** Stated goal **
Look through the entries below and count the lines with the word "exposure" in them; give only the number.

* start Data for this task *

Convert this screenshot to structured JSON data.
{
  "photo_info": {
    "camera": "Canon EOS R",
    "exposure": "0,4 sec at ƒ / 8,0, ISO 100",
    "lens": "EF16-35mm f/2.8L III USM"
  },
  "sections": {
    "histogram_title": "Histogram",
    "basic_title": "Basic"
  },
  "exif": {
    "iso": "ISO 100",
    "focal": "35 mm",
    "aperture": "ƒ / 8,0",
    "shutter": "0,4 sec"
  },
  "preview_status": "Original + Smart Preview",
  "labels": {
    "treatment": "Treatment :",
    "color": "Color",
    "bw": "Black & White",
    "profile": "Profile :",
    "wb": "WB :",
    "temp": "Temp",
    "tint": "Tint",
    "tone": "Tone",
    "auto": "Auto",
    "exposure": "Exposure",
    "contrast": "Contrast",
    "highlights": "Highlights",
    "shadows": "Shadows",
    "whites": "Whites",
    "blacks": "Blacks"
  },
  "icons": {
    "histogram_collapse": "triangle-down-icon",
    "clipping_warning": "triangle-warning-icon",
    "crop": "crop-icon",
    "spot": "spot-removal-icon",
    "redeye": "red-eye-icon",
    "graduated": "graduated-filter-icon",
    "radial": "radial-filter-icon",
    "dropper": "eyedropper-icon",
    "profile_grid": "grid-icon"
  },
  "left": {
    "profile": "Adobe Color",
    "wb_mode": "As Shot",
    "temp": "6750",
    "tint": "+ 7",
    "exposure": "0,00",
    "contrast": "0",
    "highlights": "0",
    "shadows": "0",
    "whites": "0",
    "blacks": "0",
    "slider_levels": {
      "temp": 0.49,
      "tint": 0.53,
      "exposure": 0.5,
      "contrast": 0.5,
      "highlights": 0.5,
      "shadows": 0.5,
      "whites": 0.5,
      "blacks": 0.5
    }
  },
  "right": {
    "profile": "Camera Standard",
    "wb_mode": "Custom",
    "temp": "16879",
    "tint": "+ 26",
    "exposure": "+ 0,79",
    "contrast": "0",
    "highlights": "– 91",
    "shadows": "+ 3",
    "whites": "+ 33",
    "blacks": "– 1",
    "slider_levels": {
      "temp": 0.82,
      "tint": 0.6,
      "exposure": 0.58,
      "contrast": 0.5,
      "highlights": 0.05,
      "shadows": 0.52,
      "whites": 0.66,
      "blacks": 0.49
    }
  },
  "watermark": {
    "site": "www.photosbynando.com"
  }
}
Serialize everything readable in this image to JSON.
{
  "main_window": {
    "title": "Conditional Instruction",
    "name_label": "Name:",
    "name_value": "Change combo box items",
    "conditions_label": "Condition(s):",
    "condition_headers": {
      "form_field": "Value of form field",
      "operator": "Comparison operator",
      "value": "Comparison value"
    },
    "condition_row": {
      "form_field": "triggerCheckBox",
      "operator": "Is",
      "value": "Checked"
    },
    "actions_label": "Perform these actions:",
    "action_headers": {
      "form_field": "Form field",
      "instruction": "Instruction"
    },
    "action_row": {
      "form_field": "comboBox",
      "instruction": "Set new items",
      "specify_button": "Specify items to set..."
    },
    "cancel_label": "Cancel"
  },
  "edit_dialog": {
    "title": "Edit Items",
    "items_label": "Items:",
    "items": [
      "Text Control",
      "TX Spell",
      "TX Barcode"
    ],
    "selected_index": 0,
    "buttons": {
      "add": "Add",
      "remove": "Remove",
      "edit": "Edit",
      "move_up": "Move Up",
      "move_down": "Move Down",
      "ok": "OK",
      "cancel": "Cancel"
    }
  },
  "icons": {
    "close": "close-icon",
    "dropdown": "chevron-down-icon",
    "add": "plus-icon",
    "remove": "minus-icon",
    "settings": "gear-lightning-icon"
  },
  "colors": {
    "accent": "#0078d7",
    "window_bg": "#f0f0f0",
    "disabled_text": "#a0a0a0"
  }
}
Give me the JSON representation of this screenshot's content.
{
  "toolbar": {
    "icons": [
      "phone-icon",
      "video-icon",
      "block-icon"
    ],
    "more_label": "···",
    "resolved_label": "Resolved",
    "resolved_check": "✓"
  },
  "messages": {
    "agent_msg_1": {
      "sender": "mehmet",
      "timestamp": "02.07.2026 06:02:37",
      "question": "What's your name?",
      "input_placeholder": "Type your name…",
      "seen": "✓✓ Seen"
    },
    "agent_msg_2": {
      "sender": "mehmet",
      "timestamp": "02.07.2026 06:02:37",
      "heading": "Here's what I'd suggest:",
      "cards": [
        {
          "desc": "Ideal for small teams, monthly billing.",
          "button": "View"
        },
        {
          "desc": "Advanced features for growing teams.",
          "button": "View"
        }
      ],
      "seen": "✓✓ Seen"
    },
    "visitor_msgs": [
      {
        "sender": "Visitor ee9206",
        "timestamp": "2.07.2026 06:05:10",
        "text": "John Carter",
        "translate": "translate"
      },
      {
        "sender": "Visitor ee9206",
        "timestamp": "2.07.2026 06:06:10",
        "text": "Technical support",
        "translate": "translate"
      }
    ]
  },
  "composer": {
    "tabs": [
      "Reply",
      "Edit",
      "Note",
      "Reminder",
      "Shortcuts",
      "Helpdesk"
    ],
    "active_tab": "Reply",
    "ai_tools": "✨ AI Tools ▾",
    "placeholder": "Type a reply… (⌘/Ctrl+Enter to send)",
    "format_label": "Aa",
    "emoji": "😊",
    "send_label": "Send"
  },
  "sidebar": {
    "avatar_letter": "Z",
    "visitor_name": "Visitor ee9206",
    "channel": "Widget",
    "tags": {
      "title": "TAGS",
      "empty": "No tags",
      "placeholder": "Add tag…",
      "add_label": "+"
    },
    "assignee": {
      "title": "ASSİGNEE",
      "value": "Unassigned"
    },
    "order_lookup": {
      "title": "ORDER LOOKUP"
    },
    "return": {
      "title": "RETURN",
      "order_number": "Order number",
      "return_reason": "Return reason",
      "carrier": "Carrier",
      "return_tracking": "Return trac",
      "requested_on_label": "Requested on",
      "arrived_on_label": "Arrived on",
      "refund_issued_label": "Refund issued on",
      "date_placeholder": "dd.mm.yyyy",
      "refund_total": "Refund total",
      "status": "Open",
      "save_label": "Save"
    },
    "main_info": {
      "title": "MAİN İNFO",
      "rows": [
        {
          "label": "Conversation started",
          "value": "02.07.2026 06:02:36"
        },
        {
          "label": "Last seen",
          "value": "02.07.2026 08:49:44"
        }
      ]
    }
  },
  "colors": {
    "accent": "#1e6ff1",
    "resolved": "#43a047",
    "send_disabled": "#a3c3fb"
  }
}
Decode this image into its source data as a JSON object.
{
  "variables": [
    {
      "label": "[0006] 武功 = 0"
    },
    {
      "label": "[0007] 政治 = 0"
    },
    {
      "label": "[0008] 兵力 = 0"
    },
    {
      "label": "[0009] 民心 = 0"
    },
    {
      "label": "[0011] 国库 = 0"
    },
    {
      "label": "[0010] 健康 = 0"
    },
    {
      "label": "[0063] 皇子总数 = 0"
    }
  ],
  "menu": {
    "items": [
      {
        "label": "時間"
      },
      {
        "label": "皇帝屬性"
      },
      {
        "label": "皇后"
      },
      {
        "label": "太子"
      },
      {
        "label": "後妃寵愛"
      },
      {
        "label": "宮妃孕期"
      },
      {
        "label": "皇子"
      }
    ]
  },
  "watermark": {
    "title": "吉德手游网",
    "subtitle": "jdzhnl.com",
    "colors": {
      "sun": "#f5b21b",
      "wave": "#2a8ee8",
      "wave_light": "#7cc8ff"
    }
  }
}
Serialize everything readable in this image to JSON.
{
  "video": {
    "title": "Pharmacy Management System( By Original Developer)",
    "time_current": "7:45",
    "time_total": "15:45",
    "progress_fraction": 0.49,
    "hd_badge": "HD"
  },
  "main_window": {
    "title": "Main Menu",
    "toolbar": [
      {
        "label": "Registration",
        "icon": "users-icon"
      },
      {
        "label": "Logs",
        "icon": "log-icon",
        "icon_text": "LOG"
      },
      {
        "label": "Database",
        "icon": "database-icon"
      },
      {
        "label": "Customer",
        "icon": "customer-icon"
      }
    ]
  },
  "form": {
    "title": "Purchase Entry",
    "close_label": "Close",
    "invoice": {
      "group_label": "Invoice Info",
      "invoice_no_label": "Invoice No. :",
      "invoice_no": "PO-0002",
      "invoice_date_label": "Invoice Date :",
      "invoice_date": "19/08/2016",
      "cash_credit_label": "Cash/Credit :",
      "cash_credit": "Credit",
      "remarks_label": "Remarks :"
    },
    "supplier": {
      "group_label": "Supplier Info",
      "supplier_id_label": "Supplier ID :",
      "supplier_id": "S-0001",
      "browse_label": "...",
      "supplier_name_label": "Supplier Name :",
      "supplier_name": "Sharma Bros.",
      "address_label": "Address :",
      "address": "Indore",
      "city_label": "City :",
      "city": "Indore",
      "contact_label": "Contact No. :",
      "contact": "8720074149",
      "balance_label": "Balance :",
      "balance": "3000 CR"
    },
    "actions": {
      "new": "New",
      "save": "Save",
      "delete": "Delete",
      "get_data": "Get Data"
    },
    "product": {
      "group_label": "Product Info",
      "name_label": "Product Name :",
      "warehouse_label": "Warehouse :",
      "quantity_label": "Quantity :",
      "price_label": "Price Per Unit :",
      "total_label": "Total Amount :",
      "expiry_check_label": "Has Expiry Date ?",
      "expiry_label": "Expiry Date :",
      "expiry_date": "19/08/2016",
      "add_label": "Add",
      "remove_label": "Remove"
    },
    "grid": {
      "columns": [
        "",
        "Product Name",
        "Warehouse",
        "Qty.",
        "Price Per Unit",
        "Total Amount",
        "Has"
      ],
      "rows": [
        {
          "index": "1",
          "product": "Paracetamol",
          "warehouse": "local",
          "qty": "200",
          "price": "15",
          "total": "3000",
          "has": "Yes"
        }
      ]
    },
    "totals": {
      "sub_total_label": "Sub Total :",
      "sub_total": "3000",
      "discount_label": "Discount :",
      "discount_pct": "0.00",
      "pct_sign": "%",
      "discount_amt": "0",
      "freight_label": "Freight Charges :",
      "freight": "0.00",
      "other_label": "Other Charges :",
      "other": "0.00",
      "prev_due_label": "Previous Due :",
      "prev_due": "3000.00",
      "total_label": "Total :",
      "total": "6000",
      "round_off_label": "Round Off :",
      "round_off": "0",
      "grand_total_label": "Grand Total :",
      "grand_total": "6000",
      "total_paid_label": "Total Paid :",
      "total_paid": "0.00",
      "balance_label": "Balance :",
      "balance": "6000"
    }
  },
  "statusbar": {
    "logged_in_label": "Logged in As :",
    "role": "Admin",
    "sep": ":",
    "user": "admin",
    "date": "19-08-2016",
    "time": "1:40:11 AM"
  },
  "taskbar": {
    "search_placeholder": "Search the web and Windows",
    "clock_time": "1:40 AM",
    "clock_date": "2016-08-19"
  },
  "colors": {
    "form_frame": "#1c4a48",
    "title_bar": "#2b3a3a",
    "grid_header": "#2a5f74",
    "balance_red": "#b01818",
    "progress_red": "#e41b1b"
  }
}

* end Data for this task *

** Complete answer **
6